Provided data:

|---|

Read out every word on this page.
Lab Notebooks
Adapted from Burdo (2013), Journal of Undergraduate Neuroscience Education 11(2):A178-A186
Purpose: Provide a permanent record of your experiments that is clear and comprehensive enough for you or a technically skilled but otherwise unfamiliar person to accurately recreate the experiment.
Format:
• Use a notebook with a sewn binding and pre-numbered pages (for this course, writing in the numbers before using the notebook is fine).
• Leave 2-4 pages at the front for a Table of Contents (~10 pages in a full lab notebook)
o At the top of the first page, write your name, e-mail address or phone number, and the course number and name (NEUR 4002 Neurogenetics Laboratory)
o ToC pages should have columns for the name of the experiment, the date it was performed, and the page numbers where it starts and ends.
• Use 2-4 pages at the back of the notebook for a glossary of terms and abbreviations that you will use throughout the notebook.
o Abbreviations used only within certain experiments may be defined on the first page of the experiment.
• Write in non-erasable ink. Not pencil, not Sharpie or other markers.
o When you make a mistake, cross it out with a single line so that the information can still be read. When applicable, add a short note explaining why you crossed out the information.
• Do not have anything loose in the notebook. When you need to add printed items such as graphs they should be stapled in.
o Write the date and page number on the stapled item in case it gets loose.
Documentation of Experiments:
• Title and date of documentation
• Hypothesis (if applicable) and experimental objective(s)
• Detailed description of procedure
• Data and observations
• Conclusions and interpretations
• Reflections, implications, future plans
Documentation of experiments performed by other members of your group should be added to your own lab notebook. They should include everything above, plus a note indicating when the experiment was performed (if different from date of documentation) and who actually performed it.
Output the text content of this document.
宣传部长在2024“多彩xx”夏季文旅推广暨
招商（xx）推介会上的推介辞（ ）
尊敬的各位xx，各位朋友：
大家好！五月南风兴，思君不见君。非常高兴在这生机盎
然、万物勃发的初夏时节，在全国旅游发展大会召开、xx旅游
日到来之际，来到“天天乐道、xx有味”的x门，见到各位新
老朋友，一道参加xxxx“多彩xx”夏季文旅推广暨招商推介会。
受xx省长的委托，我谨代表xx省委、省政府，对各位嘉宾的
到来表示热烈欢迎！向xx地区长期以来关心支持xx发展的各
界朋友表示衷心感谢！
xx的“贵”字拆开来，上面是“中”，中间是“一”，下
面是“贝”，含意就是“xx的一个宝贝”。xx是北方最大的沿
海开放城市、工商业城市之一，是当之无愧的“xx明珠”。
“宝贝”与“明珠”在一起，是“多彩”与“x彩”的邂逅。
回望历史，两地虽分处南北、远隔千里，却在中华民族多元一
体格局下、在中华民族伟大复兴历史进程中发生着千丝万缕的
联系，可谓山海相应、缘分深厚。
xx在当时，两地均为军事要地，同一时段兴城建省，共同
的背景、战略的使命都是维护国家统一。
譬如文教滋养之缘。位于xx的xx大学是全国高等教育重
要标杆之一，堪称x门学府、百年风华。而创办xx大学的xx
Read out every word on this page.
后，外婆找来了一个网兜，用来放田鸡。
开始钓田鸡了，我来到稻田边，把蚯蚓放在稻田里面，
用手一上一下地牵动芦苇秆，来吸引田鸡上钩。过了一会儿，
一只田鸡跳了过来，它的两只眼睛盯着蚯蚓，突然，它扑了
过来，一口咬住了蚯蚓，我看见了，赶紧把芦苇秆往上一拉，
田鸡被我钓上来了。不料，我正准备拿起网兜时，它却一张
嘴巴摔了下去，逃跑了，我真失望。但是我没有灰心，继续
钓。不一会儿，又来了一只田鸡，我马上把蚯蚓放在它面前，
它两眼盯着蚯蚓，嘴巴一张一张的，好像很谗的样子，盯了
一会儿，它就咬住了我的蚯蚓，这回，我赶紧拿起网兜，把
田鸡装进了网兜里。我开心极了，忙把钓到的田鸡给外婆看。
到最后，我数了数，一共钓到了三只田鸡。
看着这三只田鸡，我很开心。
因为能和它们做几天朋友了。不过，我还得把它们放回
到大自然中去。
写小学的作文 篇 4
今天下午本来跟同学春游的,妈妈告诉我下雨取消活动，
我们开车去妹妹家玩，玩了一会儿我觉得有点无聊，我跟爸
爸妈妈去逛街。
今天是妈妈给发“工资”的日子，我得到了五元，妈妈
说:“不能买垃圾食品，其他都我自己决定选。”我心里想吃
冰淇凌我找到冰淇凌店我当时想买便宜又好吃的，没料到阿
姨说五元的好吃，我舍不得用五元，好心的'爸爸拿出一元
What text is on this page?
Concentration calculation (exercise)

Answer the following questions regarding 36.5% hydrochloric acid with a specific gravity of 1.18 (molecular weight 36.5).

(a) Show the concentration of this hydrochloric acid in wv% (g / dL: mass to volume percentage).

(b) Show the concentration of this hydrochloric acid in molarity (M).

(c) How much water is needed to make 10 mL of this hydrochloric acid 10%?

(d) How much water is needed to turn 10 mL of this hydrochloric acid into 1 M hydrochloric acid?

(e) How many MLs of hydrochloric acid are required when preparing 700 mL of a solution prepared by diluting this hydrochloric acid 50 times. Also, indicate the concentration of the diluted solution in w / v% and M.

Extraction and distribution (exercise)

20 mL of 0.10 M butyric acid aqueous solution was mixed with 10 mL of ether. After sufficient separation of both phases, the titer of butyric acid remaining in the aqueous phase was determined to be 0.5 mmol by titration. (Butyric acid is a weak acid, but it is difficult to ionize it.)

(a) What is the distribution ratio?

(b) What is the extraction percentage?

|---|

Requirements: Return the listing above word for word.

The completed task:
Read out every word on this page.
Lab Notebooks
Adapted from Burdo (2013), Journal of Undergraduate Neuroscience Education 11(2):A178-A186
Purpose: Provide a permanent record of your experiments that is clear and comprehensive enough for you or a technically skilled but otherwise unfamiliar person to accurately recreate the experiment.
Format:
• Use a notebook with a sewn binding and pre-numbered pages (for this course, writing in the numbers before using the notebook is fine).
• Leave 2-4 pages at the front for a Table of Contents (~10 pages in a full lab notebook)
o At the top of the first page, write your name, e-mail address or phone number, and the course number and name (NEUR 4002 Neurogenetics Laboratory)
o ToC pages should have columns for the name of the experiment, the date it was performed, and the page numbers where it starts and ends.
• Use 2-4 pages at the back of the notebook for a glossary of terms and abbreviations that you will use throughout the notebook.
o Abbreviations used only within certain experiments may be defined on the first page of the experiment.
• Write in non-erasable ink. Not pencil, not Sharpie or other markers.
o When you make a mistake, cross it out with a single line so that the information can still be read. When applicable, add a short note explaining why you crossed out the information.
• Do not have anything loose in the notebook. When you need to add printed items such as graphs they should be stapled in.
o Write the date and page number on the stapled item in case it gets loose.
Documentation of Experiments:
• Title and date of documentation
• Hypothesis (if applicable) and experimental objective(s)
• Detailed description of procedure
• Data and observations
• Conclusions and interpretations
• Reflections, implications, future plans
Documentation of experiments performed by other members of your group should be added to your own lab notebook. They should include everything above, plus a note indicating when the experiment was performed (if different from date of documentation) and who actually performed it.
Output the text content of this document.
宣传部长在2024“多彩xx”夏季文旅推广暨
招商（xx）推介会上的推介辞（ ）
尊敬的各位xx，各位朋友：
大家好！五月南风兴，思君不见君。非常高兴在这生机盎
然、万物勃发的初夏时节，在全国旅游发展大会召开、xx旅游
日到来之际，来到“天天乐道、xx有味”的x门，见到各位新
老朋友，一道参加xxxx“多彩xx”夏季文旅推广暨招商推介会。
受xx省长的委托，我谨代表xx省委、省政府，对各位嘉宾的
到来表示热烈欢迎！向xx地区长期以来关心支持xx发展的各
界朋友表示衷心感谢！
xx的“贵”字拆开来，上面是“中”，中间是“一”，下
面是“贝”，含意就是“xx的一个宝贝”。xx是北方最大的沿
海开放城市、工商业城市之一，是当之无愧的“xx明珠”。
“宝贝”与“明珠”在一起，是“多彩”与“x彩”的邂逅。
回望历史，两地虽分处南北、远隔千里，却在中华民族多元一
体格局下、在中华民族伟大复兴历史进程中发生着千丝万缕的
联系，可谓山海相应、缘分深厚。
xx在当时，两地均为军事要地，同一时段兴城建省，共同
的背景、战略的使命都是维护国家统一。
譬如文教滋养之缘。位于xx的xx大学是全国高等教育重
要标杆之一，堪称x门学府、百年风华。而创办xx大学的xx
Read out every word on this page.
后，外婆找来了一个网兜，用来放田鸡。
开始钓田鸡了，我来到稻田边，把蚯蚓放在稻田里面，
用手一上一下地牵动芦苇秆，来吸引田鸡上钩。过了一会儿，
一只田鸡跳了过来，它的两只眼睛盯着蚯蚓，突然，它扑了
过来，一口咬住了蚯蚓，我看见了，赶紧把芦苇秆往上一拉，
田鸡被我钓上来了。不料，我正准备拿起网兜时，它却一张
嘴巴摔了下去，逃跑了，我真失望。但是我没有灰心，继续
钓。不一会儿，又来了一只田鸡，我马上把蚯蚓放在它面前，
它两眼盯着蚯蚓，嘴巴一张一张的，好像很谗的样子，盯了
一会儿，它就咬住了我的蚯蚓，这回，我赶紧拿起网兜，把
田鸡装进了网兜里。我开心极了，忙把钓到的田鸡给外婆看。
到最后，我数了数，一共钓到了三只田鸡。
看着这三只田鸡，我很开心。
因为能和它们做几天朋友了。不过，我还得把它们放回
到大自然中去。
写小学的作文 篇 4
今天下午本来跟同学春游的,妈妈告诉我下雨取消活动，
我们开车去妹妹家玩，玩了一会儿我觉得有点无聊，我跟爸
爸妈妈去逛街。
今天是妈妈给发“工资”的日子，我得到了五元，妈妈
说:“不能买垃圾食品，其他都我自己决定选。”我心里想吃
冰淇凌我找到冰淇凌店我当时想买便宜又好吃的，没料到阿
姨说五元的好吃，我舍不得用五元，好心的'爸爸拿出一元
What text is on this page?
Concentration calculation (exercise)

Answer the following questions regarding 36.5% hydrochloric acid with a specific gravity of 1.18 (molecular weight 36.5).

(a) Show the concentration of this hydrochloric acid in wv% (g / dL: mass to volume percentage).

(b) Show the concentration of this hydrochloric acid in molarity (M).

(c) How much water is needed to make 10 mL of this hydrochloric acid 10%?

(d) How much water is needed to turn 10 mL of this hydrochloric acid into 1 M hydrochloric acid?

(e) How many MLs of hydrochloric acid are required when preparing 700 mL of a solution prepared by diluting this hydrochloric acid 50 times. Also, indicate the concentration of the diluted solution in w / v% and M.

Extraction and distribution (exercise)

20 mL of 0.10 M butyric acid aqueous solution was mixed with 10 mL of ether. After sufficient separation of both phases, the titer of butyric acid remaining in the aqueous phase was determined to be 0.5 mmol by titration. (Butyric acid is a weak acid, but it is difficult to ionize it.)

(a) What is the distribution ratio?

(b) What is the extraction percentage?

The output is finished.